▶ DO THIS
Output all lines exactly.

# Start of SUPPLIED RECORDS

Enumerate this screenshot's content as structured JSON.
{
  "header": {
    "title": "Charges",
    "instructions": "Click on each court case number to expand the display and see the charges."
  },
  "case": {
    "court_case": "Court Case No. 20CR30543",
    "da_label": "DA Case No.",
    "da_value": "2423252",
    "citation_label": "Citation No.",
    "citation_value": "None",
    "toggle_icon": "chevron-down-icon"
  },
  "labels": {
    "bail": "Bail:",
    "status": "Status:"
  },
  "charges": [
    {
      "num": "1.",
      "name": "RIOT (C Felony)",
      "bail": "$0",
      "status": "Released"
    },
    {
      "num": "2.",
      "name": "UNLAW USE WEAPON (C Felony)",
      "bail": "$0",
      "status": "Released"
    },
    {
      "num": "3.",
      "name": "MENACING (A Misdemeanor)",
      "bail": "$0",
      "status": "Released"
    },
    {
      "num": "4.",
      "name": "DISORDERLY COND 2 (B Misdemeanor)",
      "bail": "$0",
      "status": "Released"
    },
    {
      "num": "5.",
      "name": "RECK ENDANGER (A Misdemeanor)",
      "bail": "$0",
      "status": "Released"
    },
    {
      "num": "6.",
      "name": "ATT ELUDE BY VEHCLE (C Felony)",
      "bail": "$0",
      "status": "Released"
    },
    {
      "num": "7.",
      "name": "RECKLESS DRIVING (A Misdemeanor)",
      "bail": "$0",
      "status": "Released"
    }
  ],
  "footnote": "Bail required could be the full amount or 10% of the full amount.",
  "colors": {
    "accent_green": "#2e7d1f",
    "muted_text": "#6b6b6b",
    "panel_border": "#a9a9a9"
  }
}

# End of SUPPLIED RECORDS

▶ OUTPUT BELOW
Enumerate this screenshot's content as structured JSON.
{
  "header": {
    "title": "Charges",
    "instructions": "Click on each court case number to expand the display and see the charges."
  },
  "case": {
    "court_case": "Court Case No. 20CR30543",
    "da_label": "DA Case No.",
    "da_value": "2423252",
    "citation_label": "Citation No.",
    "citation_value": "None",
    "toggle_icon": "chevron-down-icon"
  },
  "labels": {
    "bail": "Bail:",
    "status": "Status:"
  },
  "charges": [
    {
      "num": "1.",
      "name": "RIOT (C Felony)",
      "bail": "$0",
      "status": "Released"
    },
    {
      "num": "2.",
      "name": "UNLAW USE WEAPON (C Felony)",
      "bail": "$0",
      "status": "Released"
    },
    {
      "num": "3.",
      "name": "MENACING (A Misdemeanor)",
      "bail": "$0",
      "status": "Released"
    },
    {
      "num": "4.",
      "name": "DISORDERLY COND 2 (B Misdemeanor)",
      "bail": "$0",
      "status": "Released"
    },
    {
      "num": "5.",
      "name": "RECK ENDANGER (A Misdemeanor)",
      "bail": "$0",
      "status": "Released"
    },
    {
      "num": "6.",
      "name": "ATT ELUDE BY VEHCLE (C Felony)",
      "bail": "$0",
      "status": "Released"
    },
    {
      "num": "7.",
      "name": "RECKLESS DRIVING (A Misdemeanor)",
      "bail": "$0",
      "status": "Released"
    }
  ],
  "footnote": "Bail required could be the full amount or 10% of the full amount.",
  "colors": {
    "accent_green": "#2e7d1f",
    "muted_text": "#6b6b6b",
    "panel_border": "#a9a9a9"
  }
}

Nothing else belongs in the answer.